Prompt ▸ Show every line in the entries below that contains the word "link".

Given records ▸
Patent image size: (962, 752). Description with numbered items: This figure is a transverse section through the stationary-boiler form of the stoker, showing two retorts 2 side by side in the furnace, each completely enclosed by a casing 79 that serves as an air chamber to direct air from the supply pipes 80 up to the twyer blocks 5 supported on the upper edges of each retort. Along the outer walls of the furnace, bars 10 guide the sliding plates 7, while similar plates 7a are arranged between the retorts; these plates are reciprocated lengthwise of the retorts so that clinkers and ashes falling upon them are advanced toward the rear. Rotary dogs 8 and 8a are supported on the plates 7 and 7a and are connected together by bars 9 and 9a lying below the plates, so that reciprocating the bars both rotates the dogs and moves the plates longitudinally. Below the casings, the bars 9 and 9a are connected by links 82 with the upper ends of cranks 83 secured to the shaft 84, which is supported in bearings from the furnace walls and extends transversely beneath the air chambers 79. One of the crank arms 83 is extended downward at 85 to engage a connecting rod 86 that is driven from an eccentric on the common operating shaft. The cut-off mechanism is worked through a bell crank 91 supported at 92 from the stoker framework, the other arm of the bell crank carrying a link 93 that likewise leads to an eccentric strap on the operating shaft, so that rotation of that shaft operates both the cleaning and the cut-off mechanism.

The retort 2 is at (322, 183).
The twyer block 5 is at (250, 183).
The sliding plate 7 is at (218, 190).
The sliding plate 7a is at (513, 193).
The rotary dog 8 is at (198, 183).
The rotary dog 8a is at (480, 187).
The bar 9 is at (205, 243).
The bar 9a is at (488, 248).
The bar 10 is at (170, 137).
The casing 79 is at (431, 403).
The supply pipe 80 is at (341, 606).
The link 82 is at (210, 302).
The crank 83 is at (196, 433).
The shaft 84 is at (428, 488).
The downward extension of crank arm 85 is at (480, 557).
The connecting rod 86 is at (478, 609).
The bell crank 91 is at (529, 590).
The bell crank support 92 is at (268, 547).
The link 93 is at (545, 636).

Solution for this task ▸
Patent image size: (962, 752). Description with numbered items: This figure is a transverse section through the stationary-boiler form of the stoker, showing two retorts 2 side by side in the furnace, each completely enclosed by a casing 79 that serves as an air chamber to direct air from the supply pipes 80 up to the twyer blocks 5 supported on the upper edges of each retort. Along the outer walls of the furnace, bars 10 guide the sliding plates 7, while similar plates 7a are arranged between the retorts; these plates are reciprocated lengthwise of the retorts so that clinkers and ashes falling upon them are advanced toward the rear. Rotary dogs 8 and 8a are supported on the plates 7 and 7a and are connected together by bars 9 and 9a lying below the plates, so that reciprocating the bars both rotates the dogs and moves the plates longitudinally. Below the casings, the bars 9 and 9a are connected by links 82 with the upper ends of cranks 83 secured to the shaft 84, which is supported in bearings from the furnace walls and extends transversely beneath the air chambers 79. One of the crank arms 83 is extended downward at 85 to engage a connecting rod 86 that is driven from an eccentric on the common operating shaft. The cut-off mechanism is worked through a bell crank 91 supported at 92 from the stoker framework, the other arm of the bell crank carrying a link 93 that likewise leads to an eccentric strap on the operating shaft, so that rotation of that shaft operates both the cleaning and the cut-off mechanism.
The link 82 is at (210, 302).
The link 93 is at (545, 636).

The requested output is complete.